*Excerpted data*.

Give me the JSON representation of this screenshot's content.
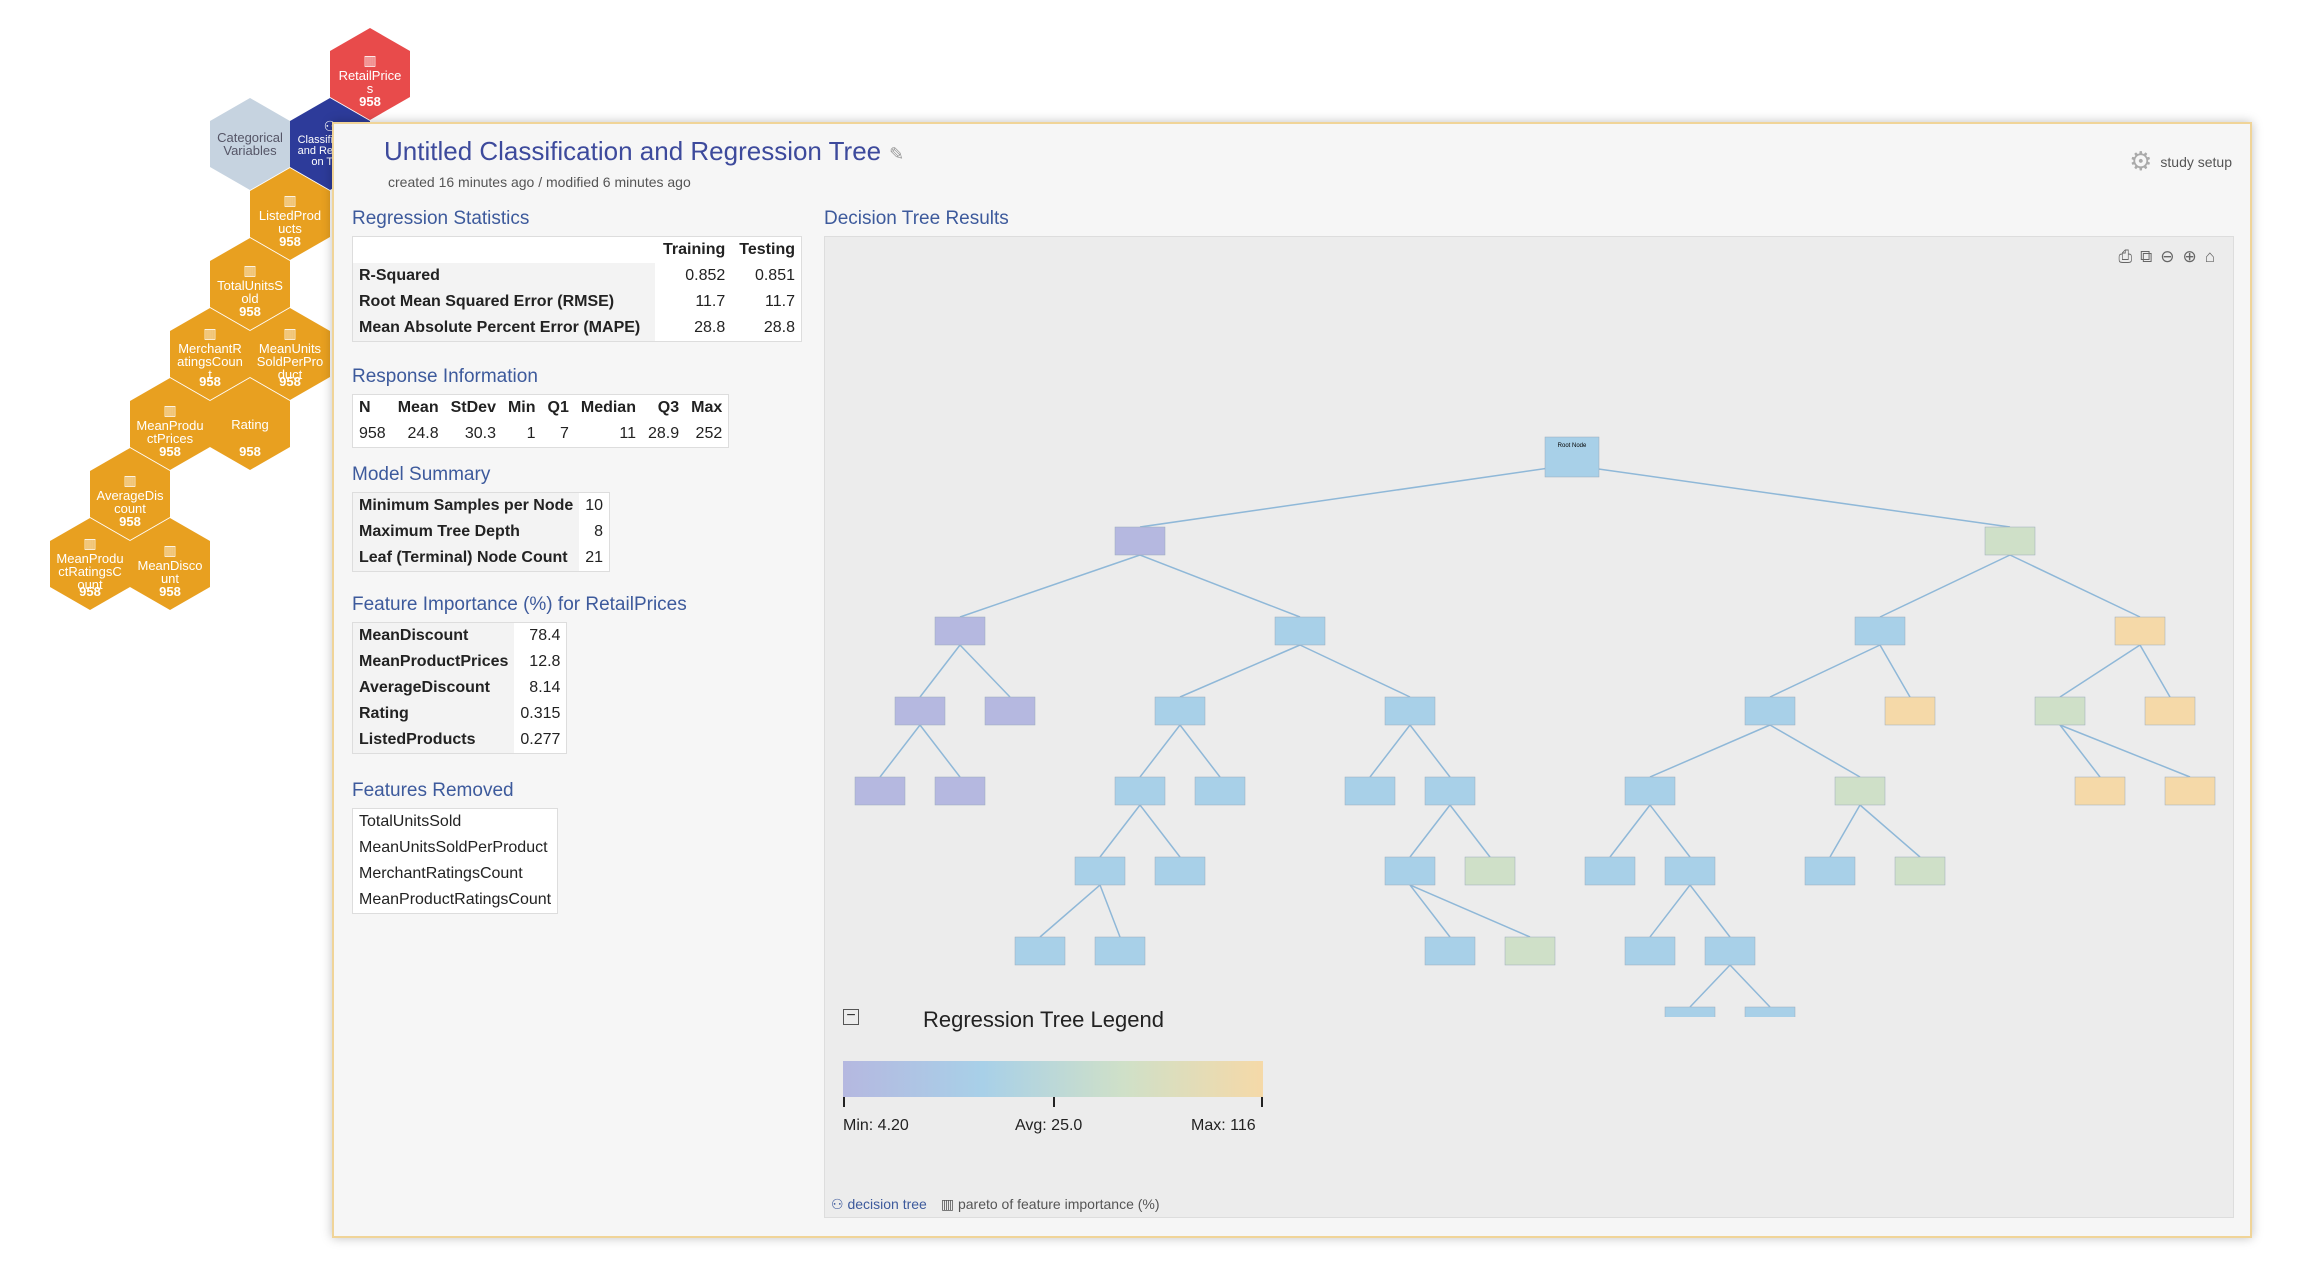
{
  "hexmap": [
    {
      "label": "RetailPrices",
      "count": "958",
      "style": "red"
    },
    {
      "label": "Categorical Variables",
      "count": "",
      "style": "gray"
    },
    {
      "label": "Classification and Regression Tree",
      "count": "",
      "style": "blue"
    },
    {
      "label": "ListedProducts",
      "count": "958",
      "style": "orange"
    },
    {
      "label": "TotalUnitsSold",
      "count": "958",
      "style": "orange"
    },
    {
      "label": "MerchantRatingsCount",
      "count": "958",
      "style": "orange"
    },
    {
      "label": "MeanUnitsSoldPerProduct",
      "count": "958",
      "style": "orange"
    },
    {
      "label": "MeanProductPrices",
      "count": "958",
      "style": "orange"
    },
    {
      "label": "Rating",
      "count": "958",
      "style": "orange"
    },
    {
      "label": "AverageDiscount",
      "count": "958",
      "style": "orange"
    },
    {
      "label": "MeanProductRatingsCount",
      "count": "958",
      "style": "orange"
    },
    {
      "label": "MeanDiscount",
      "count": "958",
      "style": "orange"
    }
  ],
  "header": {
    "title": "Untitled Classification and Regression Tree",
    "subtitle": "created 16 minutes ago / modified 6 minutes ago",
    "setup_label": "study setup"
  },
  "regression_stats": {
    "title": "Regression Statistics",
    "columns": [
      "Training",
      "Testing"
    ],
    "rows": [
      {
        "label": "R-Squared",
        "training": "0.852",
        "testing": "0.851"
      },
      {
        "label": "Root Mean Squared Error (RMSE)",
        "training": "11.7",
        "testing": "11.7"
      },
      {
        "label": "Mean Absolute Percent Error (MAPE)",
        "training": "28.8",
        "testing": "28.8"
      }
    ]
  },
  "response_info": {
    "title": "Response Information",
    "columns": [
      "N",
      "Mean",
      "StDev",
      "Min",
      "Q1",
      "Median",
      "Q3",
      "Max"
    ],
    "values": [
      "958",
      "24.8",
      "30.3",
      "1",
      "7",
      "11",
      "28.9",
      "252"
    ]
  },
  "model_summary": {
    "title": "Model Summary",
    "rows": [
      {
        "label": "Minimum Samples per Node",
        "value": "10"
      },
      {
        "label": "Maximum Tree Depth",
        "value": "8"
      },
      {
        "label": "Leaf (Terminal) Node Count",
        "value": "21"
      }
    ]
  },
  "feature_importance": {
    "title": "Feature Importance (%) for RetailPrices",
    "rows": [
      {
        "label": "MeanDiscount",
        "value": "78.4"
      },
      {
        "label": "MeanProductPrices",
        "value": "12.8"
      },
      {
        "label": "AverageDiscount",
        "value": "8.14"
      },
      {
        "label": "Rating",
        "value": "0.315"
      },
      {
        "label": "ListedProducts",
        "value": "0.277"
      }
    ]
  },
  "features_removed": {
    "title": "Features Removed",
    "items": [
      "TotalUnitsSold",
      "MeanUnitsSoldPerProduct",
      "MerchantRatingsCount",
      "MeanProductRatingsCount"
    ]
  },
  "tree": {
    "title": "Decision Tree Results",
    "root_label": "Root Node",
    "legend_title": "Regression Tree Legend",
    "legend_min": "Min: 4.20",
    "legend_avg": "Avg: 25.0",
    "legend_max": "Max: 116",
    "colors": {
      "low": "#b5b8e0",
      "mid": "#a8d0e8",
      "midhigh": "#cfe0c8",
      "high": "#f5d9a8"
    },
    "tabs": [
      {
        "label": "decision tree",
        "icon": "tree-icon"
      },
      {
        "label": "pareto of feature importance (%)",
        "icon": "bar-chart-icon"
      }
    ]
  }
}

*Short problem*. Locate all lines holding the word "AverageDiscount", then copy them out.

*Exercise solution*.
      "label": "AverageDiscount",
        "label": "AverageDiscount",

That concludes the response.